** GIVEN INSTRUCTION **
Wherever the word "准时发车" appears in a line, extract that line.

** MATERIAL SHOWN **

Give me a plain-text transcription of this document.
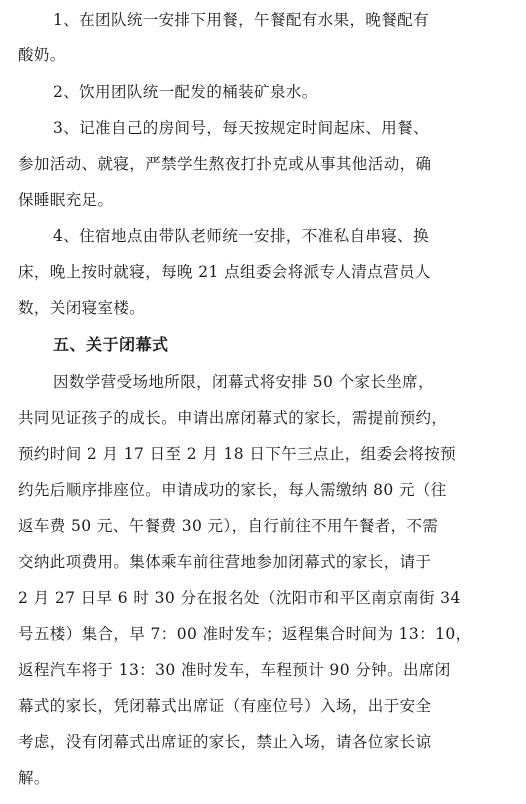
1、在团队统一安排下用餐，午餐配有水果，晚餐配有
酸奶。
2、饮用团队统一配发的桶装矿泉水。
3、记准自己的房间号，每天按规定时间起床、用餐、
参加活动、就寝，严禁学生熬夜打扑克或从事其他活动，确
保睡眠充足。
4、住宿地点由带队老师统一安排，不准私自串寝、换
床，晚上按时就寝，每晚 21 点组委会将派专人清点营员人
数，关闭寝室楼。
五、关于闭幕式
因数学营受场地所限，闭幕式将安排 50 个家长坐席，
共同见证孩子的成长。申请出席闭幕式的家长，需提前预约，
预约时间 2 月 17 日至 2 月 18 日下午三点止，组委会将按预
约先后顺序排座位。申请成功的家长，每人需缴纳 80 元（往
返车费 50 元、午餐费 30 元），自行前往不用午餐者，不需
交纳此项费用。集体乘车前往营地参加闭幕式的家长，请于
2 月 27 日早 6 时 30 分在报名处（沈阳市和平区南京南街 34
号五楼）集合，早 7：00 准时发车；返程集合时间为 13：10，
返程汽车将于 13：30 准时发车，车程预计 90 分钟。出席闭
幕式的家长，凭闭幕式出席证（有座位号）入场，出于安全
考虑，没有闭幕式出席证的家长，禁止入场，请各位家长谅
解。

** TASK ANSWER **
号五楼）集合，早 7：00 准时发车；返程集合时间为 13：10，
返程汽车将于 13：30 准时发车，车程预计 90 分钟。出席闭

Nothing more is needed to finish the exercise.